- Things to do:
1. Answer these questions using the legal brief:
(a) Which court decided City of Elsa v. M.A.L., and in what year?
(b) According to the County, whose job is it to represent the State in Harris County courts?
(c) By what century could the Attorney General be considered the chief representative of the sovereign in the courts?
2. Copy the passage of the legal brief between "The County argues" and "inter alia, Tex.", inclusive, without changing a word.

- Extract to read:
>> start

III. The County Entities are Not Immune from Suit.
The County has also argued that because it has not waived governmental immunity, it, the Commissioners Court, and HCPH are not amenable to suit. But the Supreme Court of Texas has held that “‘suits for injunctive relief’ may be maintained against governmental entities to remedy violations of the Texas Constitution.” City of Elsa v. M.A.L., 226 S.W.3d 390, 392 (Tex. 2007) (per curiam) (quoting City of Beaumont v. Bouillion, 896 S.W.2d 143, 149 (Tex. 1995)). The County entities retain “immunity from suit unless the [Plaintiff has] pleaded a viable claim.” Andrade v. NAACP of Austin, 345 S.W.3d 1, 11 (Tex. 2011). For the reasons discussed below, the State brings a valid claim.
[*23]IV. The Texas Attorney General Has Authority to Represent the State of Texas in Civil Litigation.
The County argues the Attorney General lacks authority to represent the State in district courts in Harris County. CR.116-17. The County further argues that representation of the State in Harris County courts is the county attorney’s job. CR.117. The County is wrong on both counts.
The Supreme Court recently explained, “[t]he Texas Constitution authorizes the attorney general, county attorneys, and district attorneys to represent the state in various cases.” State ex rel. Durden v. Shahan, 658 S.W.3d 300, 303 (Tex. 2022). This authority to “represent the [S]tate,” the Court explained, “does not necessarily include the authority to independently decide whether to institute a suit on the [S]tate’s behalf.” Id. Unless the Constitution conveys the authority directly, “[t]he Legislature must provide that authority by statute.” Id. (citing, inter alia, Tex.
[*24]Att’y Gen. Op. No. GA-507 (2007) (examining both constitutional and statutory grants of authority)). The Attorney General has general authority to pursue civil claims on behalf of the State; county attorneys do not.
“The office of attorney general is older than the United States and older than,” the State of Texas. State of Fla. ex rel. Shevin v. Exxon Corp., 526 F.2d 266, 268 & n.4 (5th Cir. 1976); Saldano v. State, 70 S.W.3d 873, 878-79 (Tex. Crim. App. 2002). With its roots in the “earliest period of English legal history,” by the sixteenth century, the Attorney General could be considered “the chief representative of the [sovereign] in the courts.” Shevin, 523 F.2d at 268 n.4 (quoting VI W. Holdsworth, A History of English Law 457-61 (2d ed. 1971)).

>> end

- Listed records:
>> start

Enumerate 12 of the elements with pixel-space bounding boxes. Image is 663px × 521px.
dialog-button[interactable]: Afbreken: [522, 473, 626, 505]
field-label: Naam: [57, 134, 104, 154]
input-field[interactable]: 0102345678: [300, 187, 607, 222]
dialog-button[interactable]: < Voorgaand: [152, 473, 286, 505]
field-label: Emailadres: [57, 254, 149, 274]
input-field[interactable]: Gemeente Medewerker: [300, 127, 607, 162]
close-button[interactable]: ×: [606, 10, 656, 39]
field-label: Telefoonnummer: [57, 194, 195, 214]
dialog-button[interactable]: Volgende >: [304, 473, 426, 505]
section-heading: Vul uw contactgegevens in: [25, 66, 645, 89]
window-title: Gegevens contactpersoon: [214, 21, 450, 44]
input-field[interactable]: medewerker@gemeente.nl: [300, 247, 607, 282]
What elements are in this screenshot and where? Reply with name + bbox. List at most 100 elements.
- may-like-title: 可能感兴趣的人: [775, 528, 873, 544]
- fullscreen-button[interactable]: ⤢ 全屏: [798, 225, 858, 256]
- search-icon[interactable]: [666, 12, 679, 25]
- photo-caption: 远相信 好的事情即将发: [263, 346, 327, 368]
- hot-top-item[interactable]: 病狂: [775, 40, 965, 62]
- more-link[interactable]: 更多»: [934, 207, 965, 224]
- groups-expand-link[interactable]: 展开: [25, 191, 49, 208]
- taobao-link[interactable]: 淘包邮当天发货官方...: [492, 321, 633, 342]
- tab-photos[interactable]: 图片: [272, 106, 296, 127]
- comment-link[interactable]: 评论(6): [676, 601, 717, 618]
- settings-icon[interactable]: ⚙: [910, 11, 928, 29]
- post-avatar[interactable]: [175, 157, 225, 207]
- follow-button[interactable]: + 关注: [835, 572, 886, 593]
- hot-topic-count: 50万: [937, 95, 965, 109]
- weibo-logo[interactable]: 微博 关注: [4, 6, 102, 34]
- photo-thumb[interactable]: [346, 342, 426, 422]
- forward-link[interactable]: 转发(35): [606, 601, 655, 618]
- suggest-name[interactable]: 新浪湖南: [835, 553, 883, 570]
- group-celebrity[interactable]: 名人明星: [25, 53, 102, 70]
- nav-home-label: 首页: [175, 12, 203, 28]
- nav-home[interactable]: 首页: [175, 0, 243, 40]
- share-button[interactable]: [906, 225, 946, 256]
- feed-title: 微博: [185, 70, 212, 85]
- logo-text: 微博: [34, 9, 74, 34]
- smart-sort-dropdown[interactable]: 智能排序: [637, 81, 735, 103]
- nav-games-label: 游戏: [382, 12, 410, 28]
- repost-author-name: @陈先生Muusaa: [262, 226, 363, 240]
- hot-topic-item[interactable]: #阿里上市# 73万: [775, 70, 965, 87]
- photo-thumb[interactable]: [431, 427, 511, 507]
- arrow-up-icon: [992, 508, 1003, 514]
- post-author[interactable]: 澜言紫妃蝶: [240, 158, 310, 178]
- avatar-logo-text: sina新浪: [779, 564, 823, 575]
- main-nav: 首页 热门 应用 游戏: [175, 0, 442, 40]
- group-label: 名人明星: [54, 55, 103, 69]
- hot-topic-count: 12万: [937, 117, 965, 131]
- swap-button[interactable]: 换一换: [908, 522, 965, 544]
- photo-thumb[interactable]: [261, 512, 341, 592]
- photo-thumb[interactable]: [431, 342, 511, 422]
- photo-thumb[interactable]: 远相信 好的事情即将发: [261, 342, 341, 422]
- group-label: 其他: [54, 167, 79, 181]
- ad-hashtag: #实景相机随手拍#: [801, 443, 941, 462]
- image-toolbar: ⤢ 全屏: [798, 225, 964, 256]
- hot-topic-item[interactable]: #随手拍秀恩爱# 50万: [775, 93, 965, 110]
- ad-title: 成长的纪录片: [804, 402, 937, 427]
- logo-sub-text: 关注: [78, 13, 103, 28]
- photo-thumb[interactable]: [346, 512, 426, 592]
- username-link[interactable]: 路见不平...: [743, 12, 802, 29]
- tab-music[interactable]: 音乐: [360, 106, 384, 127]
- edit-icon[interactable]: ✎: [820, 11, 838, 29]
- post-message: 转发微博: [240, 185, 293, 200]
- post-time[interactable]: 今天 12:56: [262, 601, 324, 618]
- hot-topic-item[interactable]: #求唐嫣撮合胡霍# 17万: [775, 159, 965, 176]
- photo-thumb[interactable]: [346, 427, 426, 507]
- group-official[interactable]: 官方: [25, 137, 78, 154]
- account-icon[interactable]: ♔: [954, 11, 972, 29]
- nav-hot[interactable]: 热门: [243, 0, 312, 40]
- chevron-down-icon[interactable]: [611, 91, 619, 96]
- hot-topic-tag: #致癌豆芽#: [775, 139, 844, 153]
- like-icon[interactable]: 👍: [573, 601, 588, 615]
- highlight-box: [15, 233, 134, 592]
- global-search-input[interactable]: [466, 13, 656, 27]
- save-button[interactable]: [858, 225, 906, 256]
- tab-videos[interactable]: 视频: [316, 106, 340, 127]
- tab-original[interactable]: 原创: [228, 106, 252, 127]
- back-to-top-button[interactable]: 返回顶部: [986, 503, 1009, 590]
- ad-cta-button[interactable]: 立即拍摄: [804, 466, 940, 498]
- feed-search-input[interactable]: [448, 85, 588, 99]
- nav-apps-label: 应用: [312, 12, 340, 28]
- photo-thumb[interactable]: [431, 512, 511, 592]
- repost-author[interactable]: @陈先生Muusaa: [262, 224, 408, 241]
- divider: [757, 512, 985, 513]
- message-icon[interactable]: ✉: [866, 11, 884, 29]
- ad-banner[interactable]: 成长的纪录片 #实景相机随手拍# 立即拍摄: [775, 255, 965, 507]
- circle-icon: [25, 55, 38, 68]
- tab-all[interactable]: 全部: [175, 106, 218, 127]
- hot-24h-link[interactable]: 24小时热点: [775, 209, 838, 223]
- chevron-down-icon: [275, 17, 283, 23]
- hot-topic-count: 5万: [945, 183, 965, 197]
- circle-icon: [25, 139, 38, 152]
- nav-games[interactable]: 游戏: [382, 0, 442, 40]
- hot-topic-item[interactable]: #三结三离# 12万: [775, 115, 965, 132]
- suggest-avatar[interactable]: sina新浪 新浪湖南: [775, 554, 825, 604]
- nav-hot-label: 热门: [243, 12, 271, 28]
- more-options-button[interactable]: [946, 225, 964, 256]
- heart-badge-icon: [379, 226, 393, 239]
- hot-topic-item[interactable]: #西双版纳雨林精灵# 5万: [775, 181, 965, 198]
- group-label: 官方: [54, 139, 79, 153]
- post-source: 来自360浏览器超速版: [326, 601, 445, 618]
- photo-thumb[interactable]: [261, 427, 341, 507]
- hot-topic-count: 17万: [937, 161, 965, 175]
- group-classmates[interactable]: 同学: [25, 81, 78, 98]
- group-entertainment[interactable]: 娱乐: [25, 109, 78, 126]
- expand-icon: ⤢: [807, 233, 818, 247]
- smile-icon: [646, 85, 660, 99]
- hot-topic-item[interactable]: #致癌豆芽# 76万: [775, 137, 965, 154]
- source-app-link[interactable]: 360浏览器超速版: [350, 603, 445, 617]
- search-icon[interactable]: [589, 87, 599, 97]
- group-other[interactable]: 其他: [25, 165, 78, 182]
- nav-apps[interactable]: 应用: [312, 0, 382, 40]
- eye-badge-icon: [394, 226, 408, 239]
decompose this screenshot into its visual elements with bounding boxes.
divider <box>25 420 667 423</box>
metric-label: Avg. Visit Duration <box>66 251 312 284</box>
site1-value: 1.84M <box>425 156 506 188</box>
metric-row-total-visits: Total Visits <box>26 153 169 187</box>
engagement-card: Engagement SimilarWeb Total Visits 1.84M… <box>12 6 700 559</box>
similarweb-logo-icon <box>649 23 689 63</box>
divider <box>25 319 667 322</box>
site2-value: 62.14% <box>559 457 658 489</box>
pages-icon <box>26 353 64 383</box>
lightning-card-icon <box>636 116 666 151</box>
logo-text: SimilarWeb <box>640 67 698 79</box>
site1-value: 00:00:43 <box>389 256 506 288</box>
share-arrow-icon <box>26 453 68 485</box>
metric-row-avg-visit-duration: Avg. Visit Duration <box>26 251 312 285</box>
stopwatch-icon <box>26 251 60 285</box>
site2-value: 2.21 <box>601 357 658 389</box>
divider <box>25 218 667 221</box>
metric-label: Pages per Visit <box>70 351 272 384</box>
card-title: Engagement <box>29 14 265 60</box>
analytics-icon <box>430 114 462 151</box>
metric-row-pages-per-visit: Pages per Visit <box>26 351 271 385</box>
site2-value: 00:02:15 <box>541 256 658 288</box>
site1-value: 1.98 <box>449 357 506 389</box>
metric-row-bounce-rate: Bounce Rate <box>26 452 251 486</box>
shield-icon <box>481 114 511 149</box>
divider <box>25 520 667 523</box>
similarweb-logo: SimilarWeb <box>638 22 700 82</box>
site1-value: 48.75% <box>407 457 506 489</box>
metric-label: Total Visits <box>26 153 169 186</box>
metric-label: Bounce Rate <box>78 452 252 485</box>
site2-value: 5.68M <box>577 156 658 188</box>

>> end

- Answers in order:
1.
(a) The Supreme Court of Texas, in 2007.
(b) The county attorney's.
(c) The sixteenth century.

2.
The County argues the Attorney General lacks authority to represent the State in district courts in Harris County. CR.116-17. The County further argues that representation of the State in Harris County courts is the county attorney’s job. CR.117. The County is wrong on both counts.
The Supreme Court recently explained, “[t]he Texas Constitution authorizes the attorney general, county attorneys, and district attorneys to represent the state in various cases.” State ex rel. Durden v. Shahan, 658 S.W.3d 300, 303 (Tex. 2022). This authority to “represent the [S]tate,” the Court explained, “does not necessarily include the authority to independently decide whether to institute a suit on the [S]tate’s behalf.” Id. Unless the Constitution conveys the authority directly, “[t]he Legislature must provide that authority by statute.” Id. (citing, inter alia, Tex.